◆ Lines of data
▽
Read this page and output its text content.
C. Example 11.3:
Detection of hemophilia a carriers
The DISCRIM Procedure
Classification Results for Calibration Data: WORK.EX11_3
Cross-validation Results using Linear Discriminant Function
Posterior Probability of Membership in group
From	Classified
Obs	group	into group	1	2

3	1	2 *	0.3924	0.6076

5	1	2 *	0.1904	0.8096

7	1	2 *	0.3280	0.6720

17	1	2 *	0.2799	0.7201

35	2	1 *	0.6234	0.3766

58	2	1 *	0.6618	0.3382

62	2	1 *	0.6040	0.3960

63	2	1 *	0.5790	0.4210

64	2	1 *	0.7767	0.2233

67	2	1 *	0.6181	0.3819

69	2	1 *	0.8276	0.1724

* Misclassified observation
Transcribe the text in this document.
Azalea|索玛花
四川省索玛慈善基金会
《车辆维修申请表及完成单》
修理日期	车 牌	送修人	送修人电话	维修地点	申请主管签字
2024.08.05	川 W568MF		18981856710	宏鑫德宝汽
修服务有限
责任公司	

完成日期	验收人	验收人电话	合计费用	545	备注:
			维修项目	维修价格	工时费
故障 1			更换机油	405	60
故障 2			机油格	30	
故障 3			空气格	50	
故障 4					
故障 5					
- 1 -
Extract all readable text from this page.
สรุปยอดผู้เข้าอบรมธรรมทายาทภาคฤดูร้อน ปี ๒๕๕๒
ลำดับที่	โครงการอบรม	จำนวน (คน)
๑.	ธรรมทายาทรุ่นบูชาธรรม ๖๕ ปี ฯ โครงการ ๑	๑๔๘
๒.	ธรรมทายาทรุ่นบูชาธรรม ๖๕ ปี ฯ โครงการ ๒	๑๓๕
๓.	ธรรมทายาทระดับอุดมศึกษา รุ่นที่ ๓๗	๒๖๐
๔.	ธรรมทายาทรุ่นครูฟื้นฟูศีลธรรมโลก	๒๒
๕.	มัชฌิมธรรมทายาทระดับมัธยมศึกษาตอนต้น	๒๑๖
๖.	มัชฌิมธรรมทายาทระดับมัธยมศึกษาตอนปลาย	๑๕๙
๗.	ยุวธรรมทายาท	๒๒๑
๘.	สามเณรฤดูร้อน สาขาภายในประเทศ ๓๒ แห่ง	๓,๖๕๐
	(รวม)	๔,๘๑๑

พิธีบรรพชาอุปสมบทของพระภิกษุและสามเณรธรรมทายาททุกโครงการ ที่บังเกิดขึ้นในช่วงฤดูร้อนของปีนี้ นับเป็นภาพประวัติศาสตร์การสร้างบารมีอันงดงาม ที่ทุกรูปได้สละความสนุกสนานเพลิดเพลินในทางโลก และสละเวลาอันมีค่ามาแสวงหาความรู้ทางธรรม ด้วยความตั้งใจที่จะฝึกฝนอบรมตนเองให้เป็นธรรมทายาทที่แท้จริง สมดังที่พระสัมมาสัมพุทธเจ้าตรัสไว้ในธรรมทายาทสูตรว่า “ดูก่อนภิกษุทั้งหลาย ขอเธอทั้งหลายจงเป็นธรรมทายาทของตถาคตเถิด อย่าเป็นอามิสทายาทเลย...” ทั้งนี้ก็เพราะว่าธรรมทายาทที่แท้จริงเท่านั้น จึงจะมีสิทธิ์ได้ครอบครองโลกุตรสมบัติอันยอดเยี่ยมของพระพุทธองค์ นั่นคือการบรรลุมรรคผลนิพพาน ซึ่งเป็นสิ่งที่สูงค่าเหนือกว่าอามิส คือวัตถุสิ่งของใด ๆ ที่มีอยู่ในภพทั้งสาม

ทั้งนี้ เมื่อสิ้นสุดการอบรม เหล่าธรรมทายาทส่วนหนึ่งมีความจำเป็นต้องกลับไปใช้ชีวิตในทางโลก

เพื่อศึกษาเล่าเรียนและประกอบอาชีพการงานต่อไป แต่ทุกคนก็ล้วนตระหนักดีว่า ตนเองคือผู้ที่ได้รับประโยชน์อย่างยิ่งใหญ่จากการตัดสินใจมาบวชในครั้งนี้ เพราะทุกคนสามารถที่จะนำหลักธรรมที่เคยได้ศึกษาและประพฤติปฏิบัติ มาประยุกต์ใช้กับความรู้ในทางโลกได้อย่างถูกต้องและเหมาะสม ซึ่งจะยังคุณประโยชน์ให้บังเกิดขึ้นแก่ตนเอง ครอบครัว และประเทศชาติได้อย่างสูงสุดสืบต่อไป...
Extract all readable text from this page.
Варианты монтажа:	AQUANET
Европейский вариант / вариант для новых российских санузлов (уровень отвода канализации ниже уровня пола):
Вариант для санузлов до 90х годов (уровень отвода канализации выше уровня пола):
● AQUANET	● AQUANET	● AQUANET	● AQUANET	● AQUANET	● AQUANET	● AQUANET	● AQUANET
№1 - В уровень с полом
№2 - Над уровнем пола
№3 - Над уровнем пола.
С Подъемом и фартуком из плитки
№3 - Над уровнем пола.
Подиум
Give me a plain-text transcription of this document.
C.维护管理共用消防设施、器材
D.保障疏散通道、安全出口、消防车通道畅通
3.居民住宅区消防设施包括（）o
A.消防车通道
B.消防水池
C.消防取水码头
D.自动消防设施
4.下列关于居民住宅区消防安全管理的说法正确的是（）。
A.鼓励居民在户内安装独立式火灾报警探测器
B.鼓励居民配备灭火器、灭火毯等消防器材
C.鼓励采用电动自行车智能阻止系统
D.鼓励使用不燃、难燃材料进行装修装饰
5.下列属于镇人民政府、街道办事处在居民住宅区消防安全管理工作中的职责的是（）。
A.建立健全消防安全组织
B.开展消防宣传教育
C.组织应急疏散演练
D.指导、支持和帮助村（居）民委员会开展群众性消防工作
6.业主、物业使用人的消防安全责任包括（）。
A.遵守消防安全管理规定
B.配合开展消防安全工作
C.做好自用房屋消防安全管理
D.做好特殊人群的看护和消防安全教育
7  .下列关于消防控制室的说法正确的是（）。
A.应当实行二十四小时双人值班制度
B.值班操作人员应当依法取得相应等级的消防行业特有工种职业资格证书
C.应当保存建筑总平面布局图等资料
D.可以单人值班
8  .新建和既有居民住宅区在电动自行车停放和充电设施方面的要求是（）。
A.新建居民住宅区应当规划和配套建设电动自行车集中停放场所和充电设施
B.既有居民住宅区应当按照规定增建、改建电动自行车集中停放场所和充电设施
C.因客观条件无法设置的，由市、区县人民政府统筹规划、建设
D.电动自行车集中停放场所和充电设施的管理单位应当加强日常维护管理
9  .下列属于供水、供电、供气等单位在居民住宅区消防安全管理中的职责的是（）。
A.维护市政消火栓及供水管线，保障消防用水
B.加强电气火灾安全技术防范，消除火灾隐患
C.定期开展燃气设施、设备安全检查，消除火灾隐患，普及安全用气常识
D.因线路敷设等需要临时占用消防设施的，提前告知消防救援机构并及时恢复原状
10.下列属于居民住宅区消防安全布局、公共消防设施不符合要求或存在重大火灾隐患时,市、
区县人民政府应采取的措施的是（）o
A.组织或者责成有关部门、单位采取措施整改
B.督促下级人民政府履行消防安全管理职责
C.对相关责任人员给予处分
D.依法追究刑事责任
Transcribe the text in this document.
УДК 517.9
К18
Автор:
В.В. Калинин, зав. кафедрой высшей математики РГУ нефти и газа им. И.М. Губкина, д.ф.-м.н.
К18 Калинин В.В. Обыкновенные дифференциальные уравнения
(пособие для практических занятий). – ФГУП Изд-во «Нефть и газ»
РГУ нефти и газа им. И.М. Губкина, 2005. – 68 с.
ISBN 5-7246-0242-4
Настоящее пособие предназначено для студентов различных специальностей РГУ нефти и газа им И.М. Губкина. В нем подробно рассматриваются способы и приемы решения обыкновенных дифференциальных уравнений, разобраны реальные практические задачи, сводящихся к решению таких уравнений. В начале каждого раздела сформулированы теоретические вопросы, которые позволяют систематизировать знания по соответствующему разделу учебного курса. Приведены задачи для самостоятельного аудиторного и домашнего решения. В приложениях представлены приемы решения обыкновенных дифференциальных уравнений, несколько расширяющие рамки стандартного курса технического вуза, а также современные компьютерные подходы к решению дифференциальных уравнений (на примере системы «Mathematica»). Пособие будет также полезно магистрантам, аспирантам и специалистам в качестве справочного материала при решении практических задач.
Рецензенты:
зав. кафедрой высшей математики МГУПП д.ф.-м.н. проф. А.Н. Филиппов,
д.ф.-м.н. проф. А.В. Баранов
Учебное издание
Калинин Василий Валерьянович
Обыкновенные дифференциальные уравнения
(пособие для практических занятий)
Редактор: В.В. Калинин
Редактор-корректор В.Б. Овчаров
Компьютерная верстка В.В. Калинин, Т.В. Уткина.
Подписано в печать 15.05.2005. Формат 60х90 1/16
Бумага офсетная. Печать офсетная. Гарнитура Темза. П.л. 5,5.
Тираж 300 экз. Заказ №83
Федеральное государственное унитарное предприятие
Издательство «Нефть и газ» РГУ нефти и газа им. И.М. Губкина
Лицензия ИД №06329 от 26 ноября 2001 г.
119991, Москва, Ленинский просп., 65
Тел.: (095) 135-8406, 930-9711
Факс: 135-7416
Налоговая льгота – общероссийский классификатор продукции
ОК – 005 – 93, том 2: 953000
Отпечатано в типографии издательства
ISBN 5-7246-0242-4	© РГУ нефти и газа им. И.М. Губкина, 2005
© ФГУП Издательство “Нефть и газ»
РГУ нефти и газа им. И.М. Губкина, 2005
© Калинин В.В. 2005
△
Each line with the string "санузлов" in it needs to be found and copied.

◆ Full output
Европейский вариант / вариант для новых российских санузлов (уровень отвода канализации ниже уровня пола):
Вариант для санузлов до 90х годов (уровень отвода канализации выше уровня пола):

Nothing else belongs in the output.